_Task to carry out_
Copy out each line of the material in which the word "name" appears.
>> START Data records
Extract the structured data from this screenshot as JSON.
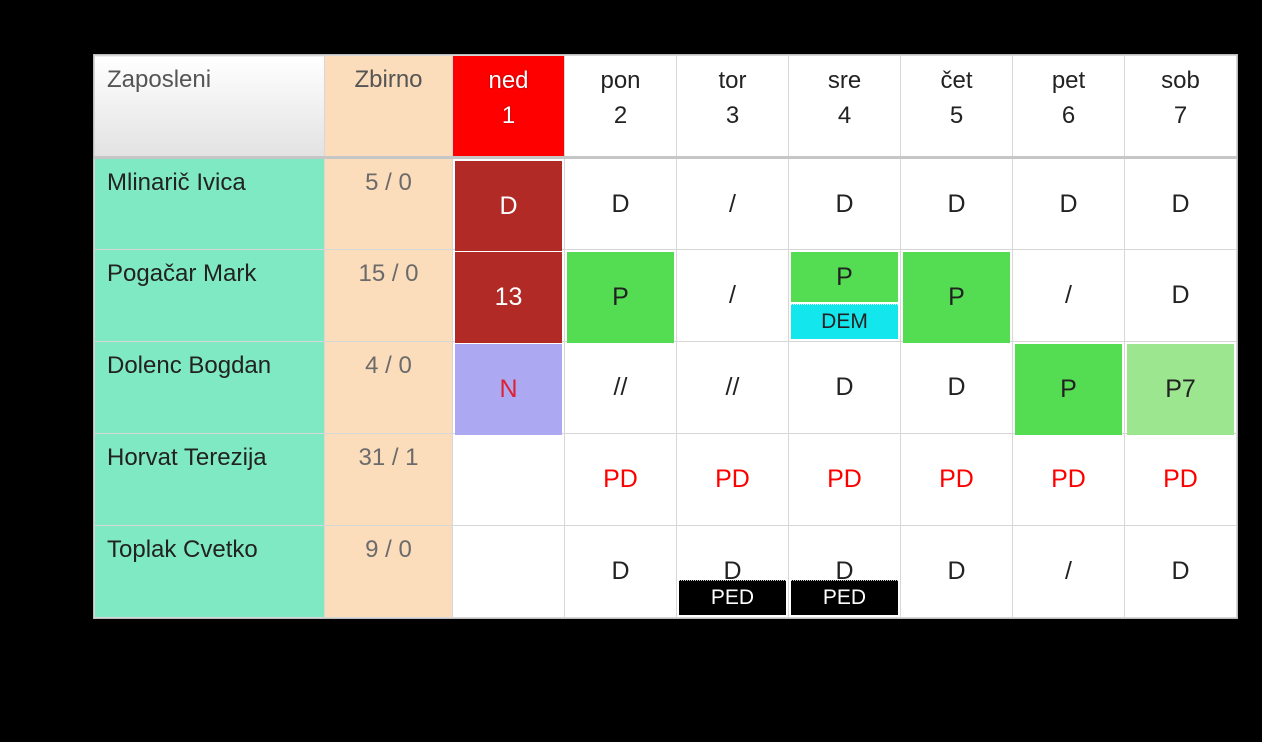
{
  "header": {
    "employees_label": "Zaposleni",
    "summary_label": "Zbirno",
    "days": [
      {
        "name": "ned",
        "num": "1",
        "sunday": true
      },
      {
        "name": "pon",
        "num": "2",
        "sunday": false
      },
      {
        "name": "tor",
        "num": "3",
        "sunday": false
      },
      {
        "name": "sre",
        "num": "4",
        "sunday": false
      },
      {
        "name": "čet",
        "num": "5",
        "sunday": false
      },
      {
        "name": "pet",
        "num": "6",
        "sunday": false
      },
      {
        "name": "sob",
        "num": "7",
        "sunday": false
      }
    ]
  },
  "rows": [
    {
      "name": "Mlinarič Ivica",
      "summary": "5 / 0",
      "cells": [
        {
          "main": "D",
          "main_bg": "bg-darkred"
        },
        {
          "main": "D"
        },
        {
          "main": "/"
        },
        {
          "main": "D"
        },
        {
          "main": "D"
        },
        {
          "main": "D"
        },
        {
          "main": "D"
        }
      ]
    },
    {
      "name": "Pogačar Mark",
      "summary": "15 / 0",
      "cells": [
        {
          "main": "13",
          "main_bg": "bg-darkred"
        },
        {
          "main": "P",
          "main_bg": "bg-green"
        },
        {
          "main": "/"
        },
        {
          "main": "P",
          "main_bg": "bg-green",
          "sub": "DEM",
          "sub_bg": "bg-cyan"
        },
        {
          "main": "P",
          "main_bg": "bg-green"
        },
        {
          "main": "/"
        },
        {
          "main": "D"
        }
      ]
    },
    {
      "name": "Dolenc Bogdan",
      "summary": "4 / 0",
      "cells": [
        {
          "main": "N",
          "main_bg": "bg-lav"
        },
        {
          "main": "//"
        },
        {
          "main": "//"
        },
        {
          "main": "D"
        },
        {
          "main": "D"
        },
        {
          "main": "P",
          "main_bg": "bg-green"
        },
        {
          "main": "P7",
          "main_bg": "bg-lgreen"
        }
      ]
    },
    {
      "name": "Horvat Terezija",
      "summary": "31 / 1",
      "cells": [
        {
          "main": ""
        },
        {
          "main": "PD",
          "main_txt": "txt-red"
        },
        {
          "main": "PD",
          "main_txt": "txt-red"
        },
        {
          "main": "PD",
          "main_txt": "txt-red"
        },
        {
          "main": "PD",
          "main_txt": "txt-red"
        },
        {
          "main": "PD",
          "main_txt": "txt-red"
        },
        {
          "main": "PD",
          "main_txt": "txt-red"
        }
      ]
    },
    {
      "name": "Toplak Cvetko",
      "summary": "9 / 0",
      "cells": [
        {
          "main": ""
        },
        {
          "main": "D"
        },
        {
          "main": "D",
          "sub": "PED",
          "sub_bg": "bg-black"
        },
        {
          "main": "D",
          "sub": "PED",
          "sub_bg": "bg-black"
        },
        {
          "main": "D"
        },
        {
          "main": "/"
        },
        {
          "main": "D"
        }
      ]
    }
  ]
}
>> END Data records
_Correct answer_
        "name": "ned",
        "name": "pon",
        "name": "tor",
        "name": "sre",
        "name": "čet",
        "name": "pet",
        "name": "sob",
      "name": "Mlinarič Ivica",
      "name": "Pogačar Mark",
      "name": "Dolenc Bogdan",
      "name": "Horvat Terezija",
      "name": "Toplak Cvetko",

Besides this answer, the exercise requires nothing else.